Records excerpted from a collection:
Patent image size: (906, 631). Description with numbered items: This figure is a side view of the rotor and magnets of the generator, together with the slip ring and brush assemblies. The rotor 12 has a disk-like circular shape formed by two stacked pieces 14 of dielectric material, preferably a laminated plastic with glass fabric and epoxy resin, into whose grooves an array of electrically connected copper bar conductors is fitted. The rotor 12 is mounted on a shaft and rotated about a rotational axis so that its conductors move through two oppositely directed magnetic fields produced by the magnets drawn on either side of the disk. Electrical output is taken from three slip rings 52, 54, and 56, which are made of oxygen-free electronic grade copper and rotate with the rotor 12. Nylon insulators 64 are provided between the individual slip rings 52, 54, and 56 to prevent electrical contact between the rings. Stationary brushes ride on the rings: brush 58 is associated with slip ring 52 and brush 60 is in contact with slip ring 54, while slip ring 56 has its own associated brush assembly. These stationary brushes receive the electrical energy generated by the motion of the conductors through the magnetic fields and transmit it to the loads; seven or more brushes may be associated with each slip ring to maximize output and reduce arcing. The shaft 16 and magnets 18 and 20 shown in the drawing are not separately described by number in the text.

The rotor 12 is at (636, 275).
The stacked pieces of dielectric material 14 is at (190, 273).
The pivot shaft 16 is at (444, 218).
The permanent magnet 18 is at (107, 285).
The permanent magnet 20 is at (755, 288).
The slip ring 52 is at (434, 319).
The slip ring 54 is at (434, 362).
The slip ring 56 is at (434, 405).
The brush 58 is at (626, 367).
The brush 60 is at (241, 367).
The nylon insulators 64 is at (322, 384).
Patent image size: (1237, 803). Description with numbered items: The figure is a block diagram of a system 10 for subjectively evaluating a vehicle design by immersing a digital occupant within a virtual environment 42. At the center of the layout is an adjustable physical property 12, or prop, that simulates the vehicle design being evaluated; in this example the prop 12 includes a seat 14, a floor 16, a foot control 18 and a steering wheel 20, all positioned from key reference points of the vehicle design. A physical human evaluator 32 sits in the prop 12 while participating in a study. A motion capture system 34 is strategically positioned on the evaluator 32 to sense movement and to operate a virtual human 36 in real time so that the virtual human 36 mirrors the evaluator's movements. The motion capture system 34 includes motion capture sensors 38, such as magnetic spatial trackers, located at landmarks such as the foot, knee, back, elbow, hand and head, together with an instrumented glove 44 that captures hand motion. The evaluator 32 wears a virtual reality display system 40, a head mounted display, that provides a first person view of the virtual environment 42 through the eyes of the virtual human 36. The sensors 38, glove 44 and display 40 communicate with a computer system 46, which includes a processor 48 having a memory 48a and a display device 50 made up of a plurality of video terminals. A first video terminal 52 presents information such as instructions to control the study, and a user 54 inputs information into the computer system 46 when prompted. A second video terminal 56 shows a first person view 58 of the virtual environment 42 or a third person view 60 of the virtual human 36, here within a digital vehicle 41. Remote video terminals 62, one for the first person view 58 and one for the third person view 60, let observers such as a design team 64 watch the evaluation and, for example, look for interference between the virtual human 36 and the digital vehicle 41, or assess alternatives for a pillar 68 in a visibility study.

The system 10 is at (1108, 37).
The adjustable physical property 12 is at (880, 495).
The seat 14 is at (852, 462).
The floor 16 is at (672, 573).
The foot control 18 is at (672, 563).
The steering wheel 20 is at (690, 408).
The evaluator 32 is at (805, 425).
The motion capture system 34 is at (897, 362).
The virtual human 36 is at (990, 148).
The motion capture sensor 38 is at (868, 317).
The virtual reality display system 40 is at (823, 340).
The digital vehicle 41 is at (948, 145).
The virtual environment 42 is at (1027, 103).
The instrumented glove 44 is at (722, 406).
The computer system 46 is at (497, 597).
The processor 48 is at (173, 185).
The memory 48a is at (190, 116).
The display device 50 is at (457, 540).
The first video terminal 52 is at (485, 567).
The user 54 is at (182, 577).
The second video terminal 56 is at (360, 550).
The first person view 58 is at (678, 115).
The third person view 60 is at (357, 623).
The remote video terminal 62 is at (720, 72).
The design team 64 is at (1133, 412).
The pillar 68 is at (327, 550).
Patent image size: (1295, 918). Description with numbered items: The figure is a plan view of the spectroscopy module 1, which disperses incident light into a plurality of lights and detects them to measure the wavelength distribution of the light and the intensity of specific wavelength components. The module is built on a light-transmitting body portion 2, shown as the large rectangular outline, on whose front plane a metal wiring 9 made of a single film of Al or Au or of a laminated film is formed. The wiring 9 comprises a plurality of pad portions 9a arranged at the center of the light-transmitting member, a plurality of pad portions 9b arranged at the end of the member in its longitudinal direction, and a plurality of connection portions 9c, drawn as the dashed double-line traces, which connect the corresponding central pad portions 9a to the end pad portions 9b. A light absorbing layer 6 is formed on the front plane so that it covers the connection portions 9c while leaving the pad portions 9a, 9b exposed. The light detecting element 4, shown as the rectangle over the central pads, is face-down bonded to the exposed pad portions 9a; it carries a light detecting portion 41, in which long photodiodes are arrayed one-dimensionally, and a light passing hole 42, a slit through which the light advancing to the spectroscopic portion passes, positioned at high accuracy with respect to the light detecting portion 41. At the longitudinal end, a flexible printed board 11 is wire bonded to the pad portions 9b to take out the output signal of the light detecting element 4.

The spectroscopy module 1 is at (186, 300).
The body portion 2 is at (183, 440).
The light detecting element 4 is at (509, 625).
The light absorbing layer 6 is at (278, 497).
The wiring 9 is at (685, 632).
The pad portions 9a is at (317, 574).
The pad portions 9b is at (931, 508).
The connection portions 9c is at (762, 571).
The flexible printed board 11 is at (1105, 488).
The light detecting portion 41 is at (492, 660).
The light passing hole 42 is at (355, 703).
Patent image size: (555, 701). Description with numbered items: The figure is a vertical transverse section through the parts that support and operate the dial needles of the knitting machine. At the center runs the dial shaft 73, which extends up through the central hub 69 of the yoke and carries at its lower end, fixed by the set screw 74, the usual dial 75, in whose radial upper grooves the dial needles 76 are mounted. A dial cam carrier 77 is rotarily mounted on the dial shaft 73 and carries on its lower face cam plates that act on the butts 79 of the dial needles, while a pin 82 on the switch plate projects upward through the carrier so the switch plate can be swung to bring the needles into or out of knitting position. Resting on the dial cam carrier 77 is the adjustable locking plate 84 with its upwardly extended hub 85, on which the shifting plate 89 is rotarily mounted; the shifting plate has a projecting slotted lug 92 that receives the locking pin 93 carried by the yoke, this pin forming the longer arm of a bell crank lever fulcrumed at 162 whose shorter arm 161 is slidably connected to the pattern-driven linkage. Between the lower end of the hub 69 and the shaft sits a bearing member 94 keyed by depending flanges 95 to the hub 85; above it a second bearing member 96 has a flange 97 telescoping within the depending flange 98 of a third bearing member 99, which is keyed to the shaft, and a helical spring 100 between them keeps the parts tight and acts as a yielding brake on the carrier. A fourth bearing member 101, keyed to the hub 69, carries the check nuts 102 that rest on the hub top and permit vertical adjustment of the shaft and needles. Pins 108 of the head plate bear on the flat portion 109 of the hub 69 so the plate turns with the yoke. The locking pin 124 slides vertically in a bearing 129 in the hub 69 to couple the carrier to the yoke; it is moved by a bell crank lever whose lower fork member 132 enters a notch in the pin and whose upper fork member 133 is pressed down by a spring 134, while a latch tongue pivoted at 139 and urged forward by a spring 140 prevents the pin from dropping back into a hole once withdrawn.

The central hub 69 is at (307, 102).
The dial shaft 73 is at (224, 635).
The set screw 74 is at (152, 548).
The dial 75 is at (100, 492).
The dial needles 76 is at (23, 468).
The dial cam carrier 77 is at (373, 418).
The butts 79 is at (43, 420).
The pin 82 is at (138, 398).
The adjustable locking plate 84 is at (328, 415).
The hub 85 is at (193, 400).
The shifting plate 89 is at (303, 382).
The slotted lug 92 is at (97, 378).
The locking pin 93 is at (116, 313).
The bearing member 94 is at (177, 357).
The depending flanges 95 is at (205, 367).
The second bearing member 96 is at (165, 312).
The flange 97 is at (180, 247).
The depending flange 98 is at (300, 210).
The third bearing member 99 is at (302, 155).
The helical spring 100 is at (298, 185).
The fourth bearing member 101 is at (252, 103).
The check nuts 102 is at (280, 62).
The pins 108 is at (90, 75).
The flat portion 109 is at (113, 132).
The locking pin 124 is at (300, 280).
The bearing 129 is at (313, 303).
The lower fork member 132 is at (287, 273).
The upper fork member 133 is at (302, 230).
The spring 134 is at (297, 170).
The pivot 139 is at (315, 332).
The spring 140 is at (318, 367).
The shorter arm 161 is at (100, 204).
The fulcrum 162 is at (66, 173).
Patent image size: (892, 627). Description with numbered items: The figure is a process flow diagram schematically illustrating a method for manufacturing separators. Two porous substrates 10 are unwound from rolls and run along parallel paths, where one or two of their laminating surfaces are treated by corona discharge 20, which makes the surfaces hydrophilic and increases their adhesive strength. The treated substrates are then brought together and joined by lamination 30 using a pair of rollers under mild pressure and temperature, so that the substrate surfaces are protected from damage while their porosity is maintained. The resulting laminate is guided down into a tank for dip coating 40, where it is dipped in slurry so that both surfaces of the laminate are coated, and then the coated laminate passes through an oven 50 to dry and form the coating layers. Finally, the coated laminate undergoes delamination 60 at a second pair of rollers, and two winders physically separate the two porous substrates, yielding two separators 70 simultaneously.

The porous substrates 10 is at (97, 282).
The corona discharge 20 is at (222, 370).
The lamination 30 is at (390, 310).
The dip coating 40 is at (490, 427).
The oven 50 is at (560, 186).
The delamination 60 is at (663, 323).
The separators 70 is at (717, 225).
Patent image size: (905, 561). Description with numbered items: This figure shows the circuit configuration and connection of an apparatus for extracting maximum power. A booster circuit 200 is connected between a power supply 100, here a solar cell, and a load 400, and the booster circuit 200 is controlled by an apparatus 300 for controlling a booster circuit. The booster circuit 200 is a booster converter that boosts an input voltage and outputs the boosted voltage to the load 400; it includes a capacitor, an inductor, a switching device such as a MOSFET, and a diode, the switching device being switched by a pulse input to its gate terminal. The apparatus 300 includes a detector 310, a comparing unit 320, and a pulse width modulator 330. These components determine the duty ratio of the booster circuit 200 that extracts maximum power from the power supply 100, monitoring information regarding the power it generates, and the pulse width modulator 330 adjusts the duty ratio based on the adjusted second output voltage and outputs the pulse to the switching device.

Task | Give the rows again from the line that contains "Patent image size: (892, 627)." through the line that contains "The separators 70 is at (717, 225).", replacing "process flow diagram" with "flow chart" and leaving everything else the same.

Result for this task |
Patent image size: (892, 627). Description with numbered items: The figure is a flow chart schematically illustrating a method for manufacturing separators. Two porous substrates 10 are unwound from rolls and run along parallel paths, where one or two of their laminating surfaces are treated by corona discharge 20, which makes the surfaces hydrophilic and increases their adhesive strength. The treated substrates are then brought together and joined by lamination 30 using a pair of rollers under mild pressure and temperature, so that the substrate surfaces are protected from damage while their porosity is maintained. The resulting laminate is guided down into a tank for dip coating 40, where it is dipped in slurry so that both surfaces of the laminate are coated, and then the coated laminate passes through an oven 50 to dry and form the coating layers. Finally, the coated laminate undergoes delamination 60 at a second pair of rollers, and two winders physically separate the two porous substrates, yielding two separators 70 simultaneously.

The porous substrates 10 is at (97, 282).
The corona discharge 20 is at (222, 370).
The lamination 30 is at (390, 310).
The dip coating 40 is at (490, 427).
The oven 50 is at (560, 186).
The delamination 60 is at (663, 323).
The separators 70 is at (717, 225).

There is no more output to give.